=== DATASET RECORDS ===

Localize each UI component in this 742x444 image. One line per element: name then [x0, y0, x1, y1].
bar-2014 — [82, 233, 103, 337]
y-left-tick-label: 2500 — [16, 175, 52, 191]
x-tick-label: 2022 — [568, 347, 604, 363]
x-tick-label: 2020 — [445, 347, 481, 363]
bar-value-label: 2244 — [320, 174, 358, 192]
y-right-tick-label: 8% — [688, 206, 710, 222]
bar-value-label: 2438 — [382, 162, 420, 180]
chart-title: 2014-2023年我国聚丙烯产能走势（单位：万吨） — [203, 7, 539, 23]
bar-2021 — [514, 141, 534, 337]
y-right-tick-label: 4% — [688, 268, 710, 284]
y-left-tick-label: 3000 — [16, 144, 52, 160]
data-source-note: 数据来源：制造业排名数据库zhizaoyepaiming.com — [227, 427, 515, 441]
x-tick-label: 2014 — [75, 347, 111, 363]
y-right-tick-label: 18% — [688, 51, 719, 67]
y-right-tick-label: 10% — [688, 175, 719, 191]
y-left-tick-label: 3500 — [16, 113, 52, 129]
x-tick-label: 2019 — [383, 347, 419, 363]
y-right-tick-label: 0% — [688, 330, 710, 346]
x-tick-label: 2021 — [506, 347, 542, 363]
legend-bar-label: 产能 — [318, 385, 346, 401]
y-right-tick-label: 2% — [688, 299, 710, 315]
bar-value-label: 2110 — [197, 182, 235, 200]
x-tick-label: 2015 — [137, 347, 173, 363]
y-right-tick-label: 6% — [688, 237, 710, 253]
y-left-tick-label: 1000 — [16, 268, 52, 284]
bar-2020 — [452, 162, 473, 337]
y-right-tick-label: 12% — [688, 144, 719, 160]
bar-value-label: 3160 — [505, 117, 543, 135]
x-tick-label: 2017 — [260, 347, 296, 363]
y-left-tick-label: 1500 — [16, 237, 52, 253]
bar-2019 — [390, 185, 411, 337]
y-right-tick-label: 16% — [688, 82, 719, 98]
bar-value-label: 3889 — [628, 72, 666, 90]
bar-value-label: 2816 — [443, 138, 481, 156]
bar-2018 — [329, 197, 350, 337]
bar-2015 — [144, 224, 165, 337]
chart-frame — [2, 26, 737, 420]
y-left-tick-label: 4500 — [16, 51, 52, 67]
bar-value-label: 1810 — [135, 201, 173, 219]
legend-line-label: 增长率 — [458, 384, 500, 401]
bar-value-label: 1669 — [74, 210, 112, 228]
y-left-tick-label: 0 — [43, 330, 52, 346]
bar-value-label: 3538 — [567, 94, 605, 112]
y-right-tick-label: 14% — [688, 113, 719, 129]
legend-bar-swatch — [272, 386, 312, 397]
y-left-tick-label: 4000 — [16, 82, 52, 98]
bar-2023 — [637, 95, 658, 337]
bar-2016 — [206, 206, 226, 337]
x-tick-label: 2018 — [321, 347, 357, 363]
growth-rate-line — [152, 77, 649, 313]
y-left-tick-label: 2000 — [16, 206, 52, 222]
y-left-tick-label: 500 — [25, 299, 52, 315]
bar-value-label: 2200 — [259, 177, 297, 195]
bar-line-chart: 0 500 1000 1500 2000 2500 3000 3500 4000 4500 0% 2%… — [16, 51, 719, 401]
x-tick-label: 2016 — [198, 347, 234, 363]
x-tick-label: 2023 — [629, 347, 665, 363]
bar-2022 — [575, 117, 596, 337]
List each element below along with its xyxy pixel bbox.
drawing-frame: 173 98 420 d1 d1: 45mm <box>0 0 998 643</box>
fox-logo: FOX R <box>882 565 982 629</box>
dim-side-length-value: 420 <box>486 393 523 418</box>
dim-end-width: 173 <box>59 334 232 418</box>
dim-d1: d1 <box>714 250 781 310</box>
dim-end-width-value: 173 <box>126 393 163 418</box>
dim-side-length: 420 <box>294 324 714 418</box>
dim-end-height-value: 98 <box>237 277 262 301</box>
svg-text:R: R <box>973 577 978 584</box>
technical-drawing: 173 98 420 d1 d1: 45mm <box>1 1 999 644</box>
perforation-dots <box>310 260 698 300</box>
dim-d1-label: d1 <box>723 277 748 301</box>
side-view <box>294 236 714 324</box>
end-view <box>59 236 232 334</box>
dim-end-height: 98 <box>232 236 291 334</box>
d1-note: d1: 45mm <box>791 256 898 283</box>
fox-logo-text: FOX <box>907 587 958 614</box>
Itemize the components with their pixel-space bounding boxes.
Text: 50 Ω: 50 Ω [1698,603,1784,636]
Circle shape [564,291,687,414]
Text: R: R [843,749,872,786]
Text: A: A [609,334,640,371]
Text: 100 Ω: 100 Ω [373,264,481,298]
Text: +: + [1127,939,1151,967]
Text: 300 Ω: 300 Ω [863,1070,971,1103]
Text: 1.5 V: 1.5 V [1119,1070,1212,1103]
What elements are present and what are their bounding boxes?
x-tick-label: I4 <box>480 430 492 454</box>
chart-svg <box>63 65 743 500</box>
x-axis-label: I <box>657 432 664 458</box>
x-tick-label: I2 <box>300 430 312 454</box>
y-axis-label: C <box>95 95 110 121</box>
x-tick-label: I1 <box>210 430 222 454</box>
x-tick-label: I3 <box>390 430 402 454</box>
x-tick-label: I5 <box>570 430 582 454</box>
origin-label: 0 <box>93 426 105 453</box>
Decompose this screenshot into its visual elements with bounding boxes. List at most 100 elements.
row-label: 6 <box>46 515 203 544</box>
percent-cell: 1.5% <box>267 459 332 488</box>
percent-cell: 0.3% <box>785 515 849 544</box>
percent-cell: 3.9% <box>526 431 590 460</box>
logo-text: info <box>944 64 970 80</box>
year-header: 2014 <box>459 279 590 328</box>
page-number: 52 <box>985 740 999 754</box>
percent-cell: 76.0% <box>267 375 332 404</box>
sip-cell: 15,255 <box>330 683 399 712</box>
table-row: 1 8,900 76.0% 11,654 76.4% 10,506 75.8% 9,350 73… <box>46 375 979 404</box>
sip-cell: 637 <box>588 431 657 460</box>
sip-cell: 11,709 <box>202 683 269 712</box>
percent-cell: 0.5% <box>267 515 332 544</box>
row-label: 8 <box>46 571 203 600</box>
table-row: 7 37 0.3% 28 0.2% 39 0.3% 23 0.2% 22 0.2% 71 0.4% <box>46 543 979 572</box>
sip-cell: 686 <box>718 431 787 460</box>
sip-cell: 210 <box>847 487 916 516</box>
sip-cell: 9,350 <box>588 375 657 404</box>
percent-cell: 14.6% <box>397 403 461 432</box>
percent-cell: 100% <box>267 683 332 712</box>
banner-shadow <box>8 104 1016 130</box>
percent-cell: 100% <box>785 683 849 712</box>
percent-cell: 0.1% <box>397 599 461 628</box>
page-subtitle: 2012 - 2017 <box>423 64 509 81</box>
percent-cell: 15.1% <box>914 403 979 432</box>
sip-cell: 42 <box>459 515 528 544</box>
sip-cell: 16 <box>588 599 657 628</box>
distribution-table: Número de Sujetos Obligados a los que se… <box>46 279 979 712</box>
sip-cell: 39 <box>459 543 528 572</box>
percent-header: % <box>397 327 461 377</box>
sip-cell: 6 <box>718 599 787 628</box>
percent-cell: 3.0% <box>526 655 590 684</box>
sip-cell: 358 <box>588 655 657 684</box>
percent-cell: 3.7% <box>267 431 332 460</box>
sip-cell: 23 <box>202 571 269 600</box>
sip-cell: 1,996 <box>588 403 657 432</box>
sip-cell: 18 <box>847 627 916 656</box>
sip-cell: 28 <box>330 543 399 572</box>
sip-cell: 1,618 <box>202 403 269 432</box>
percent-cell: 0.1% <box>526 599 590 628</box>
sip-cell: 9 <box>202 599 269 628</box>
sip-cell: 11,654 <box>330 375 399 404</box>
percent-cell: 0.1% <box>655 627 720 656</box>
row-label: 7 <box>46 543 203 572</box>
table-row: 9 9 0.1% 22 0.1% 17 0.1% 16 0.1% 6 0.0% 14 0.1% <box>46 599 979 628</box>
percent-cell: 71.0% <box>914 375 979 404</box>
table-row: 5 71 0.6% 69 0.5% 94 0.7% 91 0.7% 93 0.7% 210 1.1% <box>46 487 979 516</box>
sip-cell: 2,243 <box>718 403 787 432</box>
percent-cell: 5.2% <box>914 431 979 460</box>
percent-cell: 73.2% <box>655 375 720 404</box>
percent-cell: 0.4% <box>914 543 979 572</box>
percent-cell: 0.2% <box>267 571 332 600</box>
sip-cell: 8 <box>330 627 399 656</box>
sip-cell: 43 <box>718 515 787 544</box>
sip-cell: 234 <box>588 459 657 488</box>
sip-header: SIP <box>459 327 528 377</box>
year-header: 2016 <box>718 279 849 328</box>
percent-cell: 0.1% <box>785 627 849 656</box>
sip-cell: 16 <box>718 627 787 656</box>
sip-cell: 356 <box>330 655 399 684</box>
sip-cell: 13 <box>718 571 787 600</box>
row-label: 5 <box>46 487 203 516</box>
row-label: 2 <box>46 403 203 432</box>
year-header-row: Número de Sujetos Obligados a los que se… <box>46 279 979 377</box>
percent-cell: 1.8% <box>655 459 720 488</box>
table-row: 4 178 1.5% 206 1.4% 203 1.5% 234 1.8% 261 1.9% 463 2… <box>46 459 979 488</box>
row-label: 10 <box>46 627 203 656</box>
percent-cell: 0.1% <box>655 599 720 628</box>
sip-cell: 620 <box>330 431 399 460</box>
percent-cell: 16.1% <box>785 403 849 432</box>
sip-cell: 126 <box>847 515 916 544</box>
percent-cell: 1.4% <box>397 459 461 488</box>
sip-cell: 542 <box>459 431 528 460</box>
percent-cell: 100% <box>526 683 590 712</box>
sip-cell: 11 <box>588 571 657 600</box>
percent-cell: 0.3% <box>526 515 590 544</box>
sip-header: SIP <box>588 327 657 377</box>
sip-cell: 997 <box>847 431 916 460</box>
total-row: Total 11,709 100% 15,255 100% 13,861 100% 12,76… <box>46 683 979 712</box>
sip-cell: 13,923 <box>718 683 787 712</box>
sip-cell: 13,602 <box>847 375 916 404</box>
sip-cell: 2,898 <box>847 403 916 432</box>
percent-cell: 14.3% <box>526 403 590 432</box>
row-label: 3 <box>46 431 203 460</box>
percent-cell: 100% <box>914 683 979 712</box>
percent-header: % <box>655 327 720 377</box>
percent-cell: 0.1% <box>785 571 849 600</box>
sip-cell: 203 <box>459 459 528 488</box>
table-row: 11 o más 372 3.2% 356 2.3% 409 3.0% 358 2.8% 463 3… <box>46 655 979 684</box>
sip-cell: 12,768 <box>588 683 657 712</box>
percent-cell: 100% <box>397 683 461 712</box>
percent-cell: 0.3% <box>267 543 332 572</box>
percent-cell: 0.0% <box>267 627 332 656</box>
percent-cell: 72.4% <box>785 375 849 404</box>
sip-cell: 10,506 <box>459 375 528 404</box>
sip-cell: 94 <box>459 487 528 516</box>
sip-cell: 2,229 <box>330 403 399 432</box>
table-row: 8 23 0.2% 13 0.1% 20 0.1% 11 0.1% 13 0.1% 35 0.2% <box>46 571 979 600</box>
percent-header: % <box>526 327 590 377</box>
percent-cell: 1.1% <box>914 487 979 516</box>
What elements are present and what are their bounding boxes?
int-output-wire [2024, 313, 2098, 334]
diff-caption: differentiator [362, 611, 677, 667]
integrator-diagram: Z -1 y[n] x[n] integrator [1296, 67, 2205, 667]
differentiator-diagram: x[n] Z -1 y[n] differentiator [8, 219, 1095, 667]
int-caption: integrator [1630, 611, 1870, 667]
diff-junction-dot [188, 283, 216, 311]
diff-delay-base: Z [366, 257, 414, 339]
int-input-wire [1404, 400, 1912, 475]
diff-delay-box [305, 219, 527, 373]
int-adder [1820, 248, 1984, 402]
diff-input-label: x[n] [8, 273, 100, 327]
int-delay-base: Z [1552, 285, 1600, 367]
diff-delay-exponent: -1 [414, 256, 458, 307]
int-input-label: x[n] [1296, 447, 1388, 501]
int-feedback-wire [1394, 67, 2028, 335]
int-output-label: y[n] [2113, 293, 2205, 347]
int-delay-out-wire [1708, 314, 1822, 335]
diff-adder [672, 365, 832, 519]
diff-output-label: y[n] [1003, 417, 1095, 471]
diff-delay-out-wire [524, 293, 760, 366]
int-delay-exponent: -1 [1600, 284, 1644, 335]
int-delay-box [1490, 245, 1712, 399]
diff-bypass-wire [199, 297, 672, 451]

===

PROMPT.
Replace "x-tick-label" with "x-axis-label" and leave everything else unchanged. Do this in the part of the data that runs from its start through the line containing "bar-value-label: 2438 — [382, 162, 420, 180]", and give only those lines.

SOLUTION.
Localize each UI component in this 742x444 image. One line per element: name then [x0, y0, x1, y1].
bar-2014 — [82, 233, 103, 337]
y-left-tick-label: 2500 — [16, 175, 52, 191]
x-axis-label: 2022 — [568, 347, 604, 363]
x-axis-label: 2020 — [445, 347, 481, 363]
bar-value-label: 2244 — [320, 174, 358, 192]
y-right-tick-label: 8% — [688, 206, 710, 222]
bar-value-label: 2438 — [382, 162, 420, 180]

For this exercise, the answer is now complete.